Pull out every line below that contains the word "hager".
-- START DATA RECORDS --
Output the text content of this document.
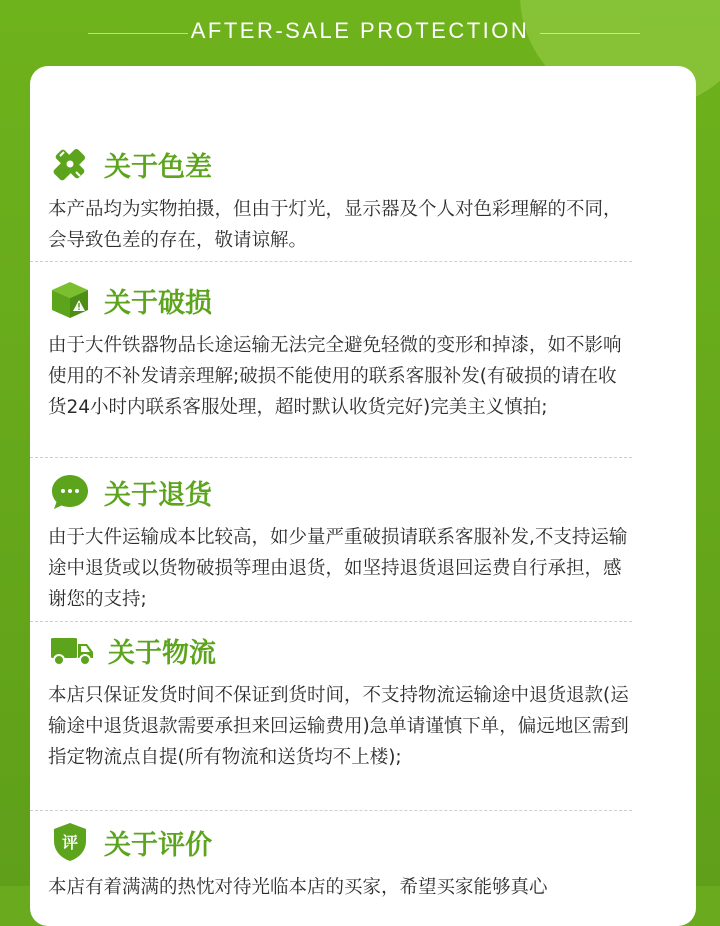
AFTER-SALE PROTECTION
关于色差
本产品均为实物拍摄，但由于灯光，显示器及个人对色彩理解的不同，会导致色差的存在，敬请谅解。
关于破损
由于大件铁器物品长途运输无法完全避免轻微的变形和掉漆，如不影响使用的不补发请亲理解;破损不能使用的联系客服补发(有破损的请在收货24小时内联系客服处理，超时默认收货完好)完美主义慎拍;
关于退货
由于大件运输成本比较高，如少量严重破损请联系客服补发,不支持运输途中退货或以货物破损等理由退货，如坚持退货退回运费自行承担，感谢您的支持;
关于物流
本店只保证发货时间不保证到货时间，不支持物流运输途中退货退款(运输途中退货退款需要承担来回运输费用)急单请谨慎下单，偏远地区需到指定物流点自提(所有物流和送货均不上楼);
评 关于评价
本店有着满满的热忱对待光临本店的买家，希望买家能够真心
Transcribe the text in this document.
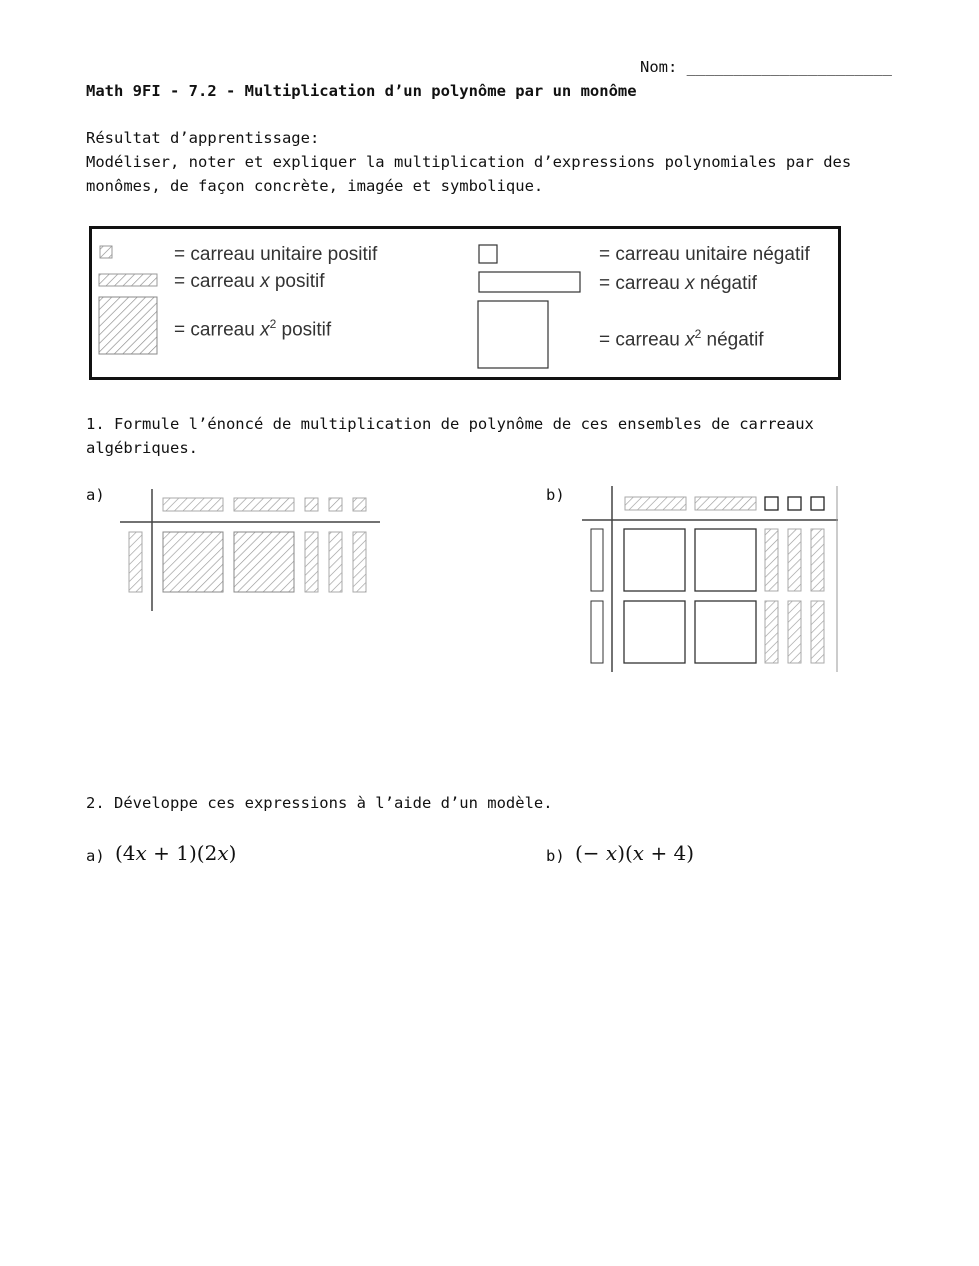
Nom: ______________________
Math 9FI - 7.2 - Multiplication d’un polynôme par un monôme
Résultat d’apprentissage:
Modéliser, noter et expliquer la multiplication d’expressions polynomiales par des
monômes, de façon concrète, imagée et symbolique.
= carreau unitaire positif
= carreau x positif
= carreau $x^2$ positif
= carreau unitaire négatif
= carreau x négatif
= carreau $x^2$ négatif
1. Formule l’énoncé de multiplication de polynôme de ces ensembles de carreaux
algébriques.
a)	b)
2. Développe ces expressions à l’aide d’un modèle.
a) (4𝑥 + 1)(2𝑥)	b) (− 𝑥)(𝑥 + 4)
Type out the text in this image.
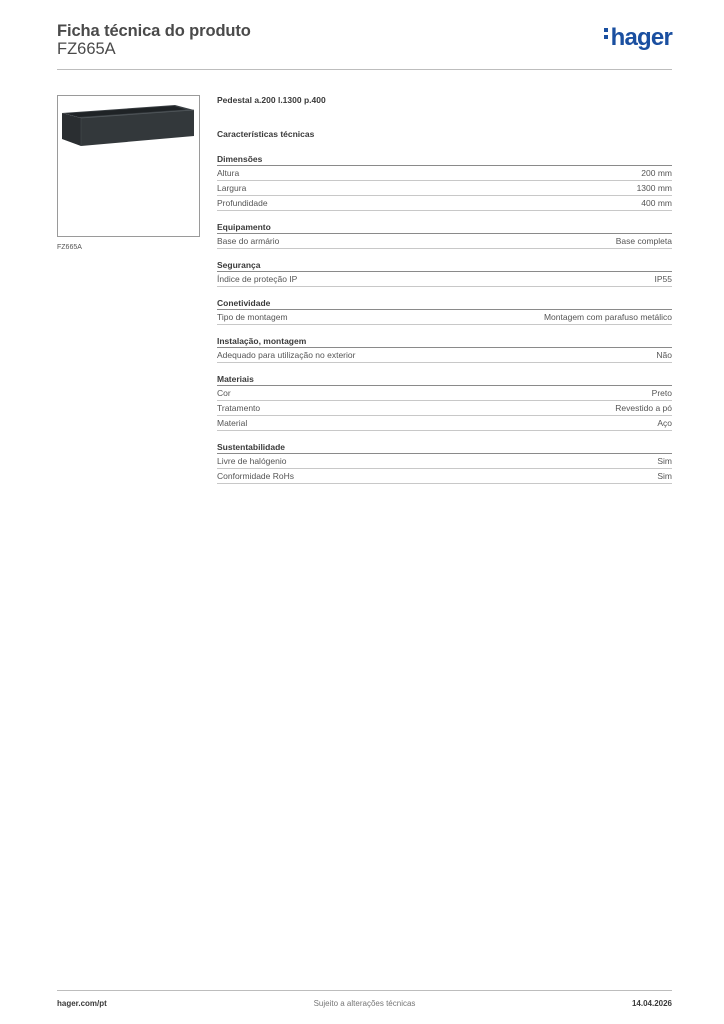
Ficha técnica do produto
FZ665A	hager
FZ665A
Pedestal a.200 l.1300 p.400
Características técnicas
Dimensões
Altura	200 mm
Largura	1300 mm
Profundidade	400 mm
Equipamento
Base do armário	Base completa
Segurança
Índice de proteção IP	IP55
Conetividade
Tipo de montagem	Montagem com parafuso metálico
Instalação, montagem
Adequado para utilização no exterior	Não
Materiais
Cor	Preto
Tratamento	Revestido a pó
Material	Aço
Sustentabilidade
Livre de halógenio	Sim
Conformidade RoHs	Sim
hager.com/pt	Sujeito a alterações técnicas	14.04.2026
-- END DATA RECORDS --
**EXERCISE RESULT**
FZ665A	hager
hager.com/pt	Sujeito a alterações técnicas	14.04.2026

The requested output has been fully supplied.